======== Listed records

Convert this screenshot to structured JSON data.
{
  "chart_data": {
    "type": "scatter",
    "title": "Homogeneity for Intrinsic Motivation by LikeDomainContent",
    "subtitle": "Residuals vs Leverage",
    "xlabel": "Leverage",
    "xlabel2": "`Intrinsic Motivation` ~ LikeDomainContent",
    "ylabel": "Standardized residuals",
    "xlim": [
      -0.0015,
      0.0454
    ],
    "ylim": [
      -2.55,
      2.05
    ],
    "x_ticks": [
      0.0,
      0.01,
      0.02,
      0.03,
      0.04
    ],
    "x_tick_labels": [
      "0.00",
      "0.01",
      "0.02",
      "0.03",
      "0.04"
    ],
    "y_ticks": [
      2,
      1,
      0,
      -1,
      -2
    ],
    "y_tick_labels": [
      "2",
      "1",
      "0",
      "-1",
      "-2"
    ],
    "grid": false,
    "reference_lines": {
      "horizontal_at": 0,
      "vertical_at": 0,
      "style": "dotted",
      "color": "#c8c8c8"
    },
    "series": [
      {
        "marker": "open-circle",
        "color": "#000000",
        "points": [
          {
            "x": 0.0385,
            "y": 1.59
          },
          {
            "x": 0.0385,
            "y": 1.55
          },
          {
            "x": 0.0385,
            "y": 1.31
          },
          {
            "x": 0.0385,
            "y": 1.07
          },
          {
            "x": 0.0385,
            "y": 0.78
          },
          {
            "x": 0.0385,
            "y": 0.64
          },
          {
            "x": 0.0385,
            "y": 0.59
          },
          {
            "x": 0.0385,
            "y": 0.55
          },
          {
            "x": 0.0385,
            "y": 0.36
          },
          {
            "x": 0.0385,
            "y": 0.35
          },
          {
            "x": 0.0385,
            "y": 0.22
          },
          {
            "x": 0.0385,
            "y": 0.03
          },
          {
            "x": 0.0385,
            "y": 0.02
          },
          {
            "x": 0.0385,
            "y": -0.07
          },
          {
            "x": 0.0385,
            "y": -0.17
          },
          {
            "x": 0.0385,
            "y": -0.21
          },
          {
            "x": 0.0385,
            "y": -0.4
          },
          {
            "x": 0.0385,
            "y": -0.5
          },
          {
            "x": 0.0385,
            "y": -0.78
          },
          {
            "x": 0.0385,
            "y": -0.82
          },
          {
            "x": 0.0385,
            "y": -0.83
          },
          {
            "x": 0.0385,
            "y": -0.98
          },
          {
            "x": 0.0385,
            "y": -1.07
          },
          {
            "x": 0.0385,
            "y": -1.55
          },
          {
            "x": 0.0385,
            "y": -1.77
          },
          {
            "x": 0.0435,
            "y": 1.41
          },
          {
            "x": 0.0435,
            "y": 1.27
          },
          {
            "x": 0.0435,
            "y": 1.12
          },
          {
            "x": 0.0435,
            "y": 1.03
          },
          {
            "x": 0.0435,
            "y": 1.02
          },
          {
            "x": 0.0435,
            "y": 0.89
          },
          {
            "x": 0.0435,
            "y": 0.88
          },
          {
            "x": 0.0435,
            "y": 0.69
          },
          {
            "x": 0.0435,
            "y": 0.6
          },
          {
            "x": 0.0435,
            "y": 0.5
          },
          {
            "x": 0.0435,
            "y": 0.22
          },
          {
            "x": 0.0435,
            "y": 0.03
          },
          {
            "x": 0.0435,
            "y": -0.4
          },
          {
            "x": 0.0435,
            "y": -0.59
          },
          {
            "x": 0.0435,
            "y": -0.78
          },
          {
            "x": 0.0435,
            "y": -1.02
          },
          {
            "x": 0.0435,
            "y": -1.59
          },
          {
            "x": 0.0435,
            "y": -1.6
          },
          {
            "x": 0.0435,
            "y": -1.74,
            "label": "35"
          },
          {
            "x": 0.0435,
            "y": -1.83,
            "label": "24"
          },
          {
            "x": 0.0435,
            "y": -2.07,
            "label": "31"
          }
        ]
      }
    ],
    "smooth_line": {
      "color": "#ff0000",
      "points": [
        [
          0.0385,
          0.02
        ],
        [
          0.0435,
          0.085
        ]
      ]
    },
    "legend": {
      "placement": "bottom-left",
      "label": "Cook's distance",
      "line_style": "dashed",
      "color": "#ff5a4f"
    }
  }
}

================

Exercise brief
Give all the entries again exactly; leave none out.

Result of the exercise
Convert this screenshot to structured JSON data.
{
  "chart_data": {
    "type": "scatter",
    "title": "Homogeneity for Intrinsic Motivation by LikeDomainContent",
    "subtitle": "Residuals vs Leverage",
    "xlabel": "Leverage",
    "xlabel2": "`Intrinsic Motivation` ~ LikeDomainContent",
    "ylabel": "Standardized residuals",
    "xlim": [
      -0.0015,
      0.0454
    ],
    "ylim": [
      -2.55,
      2.05
    ],
    "x_ticks": [
      0.0,
      0.01,
      0.02,
      0.03,
      0.04
    ],
    "x_tick_labels": [
      "0.00",
      "0.01",
      "0.02",
      "0.03",
      "0.04"
    ],
    "y_ticks": [
      2,
      1,
      0,
      -1,
      -2
    ],
    "y_tick_labels": [
      "2",
      "1",
      "0",
      "-1",
      "-2"
    ],
    "grid": false,
    "reference_lines": {
      "horizontal_at": 0,
      "vertical_at": 0,
      "style": "dotted",
      "color": "#c8c8c8"
    },
    "series": [
      {
        "marker": "open-circle",
        "color": "#000000",
        "points": [
          {
            "x": 0.0385,
            "y": 1.59
          },
          {
            "x": 0.0385,
            "y": 1.55
          },
          {
            "x": 0.0385,
            "y": 1.31
          },
          {
            "x": 0.0385,
            "y": 1.07
          },
          {
            "x": 0.0385,
            "y": 0.78
          },
          {
            "x": 0.0385,
            "y": 0.64
          },
          {
            "x": 0.0385,
            "y": 0.59
          },
          {
            "x": 0.0385,
            "y": 0.55
          },
          {
            "x": 0.0385,
            "y": 0.36
          },
          {
            "x": 0.0385,
            "y": 0.35
          },
          {
            "x": 0.0385,
            "y": 0.22
          },
          {
            "x": 0.0385,
            "y": 0.03
          },
          {
            "x": 0.0385,
            "y": 0.02
          },
          {
            "x": 0.0385,
            "y": -0.07
          },
          {
            "x": 0.0385,
            "y": -0.17
          },
          {
            "x": 0.0385,
            "y": -0.21
          },
          {
            "x": 0.0385,
            "y": -0.4
          },
          {
            "x": 0.0385,
            "y": -0.5
          },
          {
            "x": 0.0385,
            "y": -0.78
          },
          {
            "x": 0.0385,
            "y": -0.82
          },
          {
            "x": 0.0385,
            "y": -0.83
          },
          {
            "x": 0.0385,
            "y": -0.98
          },
          {
            "x": 0.0385,
            "y": -1.07
          },
          {
            "x": 0.0385,
            "y": -1.55
          },
          {
            "x": 0.0385,
            "y": -1.77
          },
          {
            "x": 0.0435,
            "y": 1.41
          },
          {
            "x": 0.0435,
            "y": 1.27
          },
          {
            "x": 0.0435,
            "y": 1.12
          },
          {
            "x": 0.0435,
            "y": 1.03
          },
          {
            "x": 0.0435,
            "y": 1.02
          },
          {
            "x": 0.0435,
            "y": 0.89
          },
          {
            "x": 0.0435,
            "y": 0.88
          },
          {
            "x": 0.0435,
            "y": 0.69
          },
          {
            "x": 0.0435,
            "y": 0.6
          },
          {
            "x": 0.0435,
            "y": 0.5
          },
          {
            "x": 0.0435,
            "y": 0.22
          },
          {
            "x": 0.0435,
            "y": 0.03
          },
          {
            "x": 0.0435,
            "y": -0.4
          },
          {
            "x": 0.0435,
            "y": -0.59
          },
          {
            "x": 0.0435,
            "y": -0.78
          },
          {
            "x": 0.0435,
            "y": -1.02
          },
          {
            "x": 0.0435,
            "y": -1.59
          },
          {
            "x": 0.0435,
            "y": -1.6
          },
          {
            "x": 0.0435,
            "y": -1.74,
            "label": "35"
          },
          {
            "x": 0.0435,
            "y": -1.83,
            "label": "24"
          },
          {
            "x": 0.0435,
            "y": -2.07,
            "label": "31"
          }
        ]
      }
    ],
    "smooth_line": {
      "color": "#ff0000",
      "points": [
        [
          0.0385,
          0.02
        ],
        [
          0.0435,
          0.085
        ]
      ]
    },
    "legend": {
      "placement": "bottom-left",
      "label": "Cook's distance",
      "line_style": "dashed",
      "color": "#ff5a4f"
    }
  }
}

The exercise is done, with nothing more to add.